> Aim of the exercise
Reproduce the listing below verbatim.

◆ ◆ ◆ ◆ ◆ ◆ ◆

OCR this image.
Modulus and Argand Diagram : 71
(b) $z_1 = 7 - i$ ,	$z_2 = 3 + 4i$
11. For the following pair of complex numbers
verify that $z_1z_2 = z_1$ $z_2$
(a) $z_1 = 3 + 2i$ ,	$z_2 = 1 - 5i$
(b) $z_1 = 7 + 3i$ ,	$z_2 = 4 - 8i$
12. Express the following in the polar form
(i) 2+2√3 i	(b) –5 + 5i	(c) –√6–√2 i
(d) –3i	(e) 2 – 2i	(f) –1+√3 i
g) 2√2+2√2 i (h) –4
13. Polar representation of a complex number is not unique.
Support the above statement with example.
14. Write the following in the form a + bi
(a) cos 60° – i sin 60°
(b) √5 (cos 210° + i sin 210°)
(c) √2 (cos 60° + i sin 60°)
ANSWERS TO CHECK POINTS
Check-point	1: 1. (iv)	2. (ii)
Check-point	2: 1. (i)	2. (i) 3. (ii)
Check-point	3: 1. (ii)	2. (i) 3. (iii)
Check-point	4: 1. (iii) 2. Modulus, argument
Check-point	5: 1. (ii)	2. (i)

◆ ◆ ◆ ◆ ◆ ◆ ◆

> Response to this exercise
OCR this image.
Modulus and Argand Diagram : 71
(b) $z_1 = 7 - i$ ,	$z_2 = 3 + 4i$
11. For the following pair of complex numbers
verify that $z_1z_2 = z_1$ $z_2$
(a) $z_1 = 3 + 2i$ ,	$z_2 = 1 - 5i$
(b) $z_1 = 7 + 3i$ ,	$z_2 = 4 - 8i$
12. Express the following in the polar form
(i) 2+2√3 i	(b) –5 + 5i	(c) –√6–√2 i
(d) –3i	(e) 2 – 2i	(f) –1+√3 i
g) 2√2+2√2 i (h) –4
13. Polar representation of a complex number is not unique.
Support the above statement with example.
14. Write the following in the form a + bi
(a) cos 60° – i sin 60°
(b) √5 (cos 210° + i sin 210°)
(c) √2 (cos 60° + i sin 60°)
ANSWERS TO CHECK POINTS
Check-point	1: 1. (iv)	2. (ii)
Check-point	2: 1. (i)	2. (i) 3. (ii)
Check-point	3: 1. (ii)	2. (i) 3. (iii)
Check-point	4: 1. (iii) 2. Modulus, argument
Check-point	5: 1. (ii)	2. (i)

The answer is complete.